_Task to complete_:
Write out the data below in full. Keep it exact.

[Dataset entries]
########################################

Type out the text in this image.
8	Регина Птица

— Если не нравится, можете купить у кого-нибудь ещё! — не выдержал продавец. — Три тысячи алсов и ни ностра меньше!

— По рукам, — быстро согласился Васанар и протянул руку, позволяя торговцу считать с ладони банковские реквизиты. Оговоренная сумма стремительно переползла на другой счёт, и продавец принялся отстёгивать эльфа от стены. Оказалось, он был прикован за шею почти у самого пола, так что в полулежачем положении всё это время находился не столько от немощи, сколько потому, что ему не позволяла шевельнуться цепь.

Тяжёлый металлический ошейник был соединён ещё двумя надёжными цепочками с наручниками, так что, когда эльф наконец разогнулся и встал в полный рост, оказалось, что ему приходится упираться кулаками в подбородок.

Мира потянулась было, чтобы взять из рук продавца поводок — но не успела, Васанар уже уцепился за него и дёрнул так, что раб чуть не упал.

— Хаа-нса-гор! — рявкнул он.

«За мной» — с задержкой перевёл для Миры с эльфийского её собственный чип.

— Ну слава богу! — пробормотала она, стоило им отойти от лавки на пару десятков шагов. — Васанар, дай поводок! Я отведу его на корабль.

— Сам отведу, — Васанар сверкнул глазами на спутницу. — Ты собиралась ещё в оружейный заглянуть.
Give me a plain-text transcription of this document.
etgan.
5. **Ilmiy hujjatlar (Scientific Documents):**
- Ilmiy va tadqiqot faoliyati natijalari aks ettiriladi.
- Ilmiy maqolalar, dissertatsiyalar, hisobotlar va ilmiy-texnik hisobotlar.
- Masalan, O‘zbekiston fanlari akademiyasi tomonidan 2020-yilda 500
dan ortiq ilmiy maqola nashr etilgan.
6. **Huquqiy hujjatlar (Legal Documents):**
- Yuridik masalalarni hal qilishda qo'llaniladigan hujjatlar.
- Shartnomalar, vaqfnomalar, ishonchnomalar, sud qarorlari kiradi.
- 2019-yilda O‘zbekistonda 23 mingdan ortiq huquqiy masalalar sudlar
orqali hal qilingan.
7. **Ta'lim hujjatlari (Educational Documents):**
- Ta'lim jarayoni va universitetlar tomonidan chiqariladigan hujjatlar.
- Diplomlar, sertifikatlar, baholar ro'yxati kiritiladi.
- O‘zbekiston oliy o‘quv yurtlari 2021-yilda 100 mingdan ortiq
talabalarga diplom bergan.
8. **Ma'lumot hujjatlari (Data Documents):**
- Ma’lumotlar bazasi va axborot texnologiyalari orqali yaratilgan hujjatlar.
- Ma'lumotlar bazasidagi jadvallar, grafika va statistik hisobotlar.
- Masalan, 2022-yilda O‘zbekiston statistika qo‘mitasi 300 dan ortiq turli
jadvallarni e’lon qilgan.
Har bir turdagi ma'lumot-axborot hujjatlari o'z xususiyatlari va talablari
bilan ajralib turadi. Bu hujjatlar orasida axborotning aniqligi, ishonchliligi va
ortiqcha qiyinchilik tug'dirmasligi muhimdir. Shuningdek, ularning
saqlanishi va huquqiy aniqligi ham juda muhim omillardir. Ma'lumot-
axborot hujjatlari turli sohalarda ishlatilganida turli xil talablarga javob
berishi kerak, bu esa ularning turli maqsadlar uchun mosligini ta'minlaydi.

########################################

_Exercise solution_:
Type out the text in this image.
8	Регина Птица

— Если не нравится, можете купить у кого-нибудь ещё! — не выдержал продавец. — Три тысячи алсов и ни ностра меньше!

— По рукам, — быстро согласился Васанар и протянул руку, позволяя торговцу считать с ладони банковские реквизиты. Оговоренная сумма стремительно переползла на другой счёт, и продавец принялся отстёгивать эльфа от стены. Оказалось, он был прикован за шею почти у самого пола, так что в полулежачем положении всё это время находился не столько от немощи, сколько потому, что ему не позволяла шевельнуться цепь.

Тяжёлый металлический ошейник был соединён ещё двумя надёжными цепочками с наручниками, так что, когда эльф наконец разогнулся и встал в полный рост, оказалось, что ему приходится упираться кулаками в подбородок.

Мира потянулась было, чтобы взять из рук продавца поводок — но не успела, Васанар уже уцепился за него и дёрнул так, что раб чуть не упал.

— Хаа-нса-гор! — рявкнул он.

«За мной» — с задержкой перевёл для Миры с эльфийского её собственный чип.

— Ну слава богу! — пробормотала она, стоило им отойти от лавки на пару десятков шагов. — Васанар, дай поводок! Я отведу его на корабль.

— Сам отведу, — Васанар сверкнул глазами на спутницу. — Ты собиралась ещё в оружейный заглянуть.
Give me a plain-text transcription of this document.
etgan.
5. **Ilmiy hujjatlar (Scientific Documents):**
- Ilmiy va tadqiqot faoliyati natijalari aks ettiriladi.
- Ilmiy maqolalar, dissertatsiyalar, hisobotlar va ilmiy-texnik hisobotlar.
- Masalan, O‘zbekiston fanlari akademiyasi tomonidan 2020-yilda 500
dan ortiq ilmiy maqola nashr etilgan.
6. **Huquqiy hujjatlar (Legal Documents):**
- Yuridik masalalarni hal qilishda qo'llaniladigan hujjatlar.
- Shartnomalar, vaqfnomalar, ishonchnomalar, sud qarorlari kiradi.
- 2019-yilda O‘zbekistonda 23 mingdan ortiq huquqiy masalalar sudlar
orqali hal qilingan.
7. **Ta'lim hujjatlari (Educational Documents):**
- Ta'lim jarayoni va universitetlar tomonidan chiqariladigan hujjatlar.
- Diplomlar, sertifikatlar, baholar ro'yxati kiritiladi.
- O‘zbekiston oliy o‘quv yurtlari 2021-yilda 100 mingdan ortiq
talabalarga diplom bergan.
8. **Ma'lumot hujjatlari (Data Documents):**
- Ma’lumotlar bazasi va axborot texnologiyalari orqali yaratilgan hujjatlar.
- Ma'lumotlar bazasidagi jadvallar, grafika va statistik hisobotlar.
- Masalan, 2022-yilda O‘zbekiston statistika qo‘mitasi 300 dan ortiq turli
jadvallarni e’lon qilgan.
Har bir turdagi ma'lumot-axborot hujjatlari o'z xususiyatlari va talablari
bilan ajralib turadi. Bu hujjatlar orasida axborotning aniqligi, ishonchliligi va
ortiqcha qiyinchilik tug'dirmasligi muhimdir. Shuningdek, ularning
saqlanishi va huquqiy aniqligi ham juda muhim omillardir. Ma'lumot-
axborot hujjatlari turli sohalarda ishlatilganida turli xil talablarga javob
berishi kerak, bu esa ularning turli maqsadlar uchun mosligini ta'minlaydi.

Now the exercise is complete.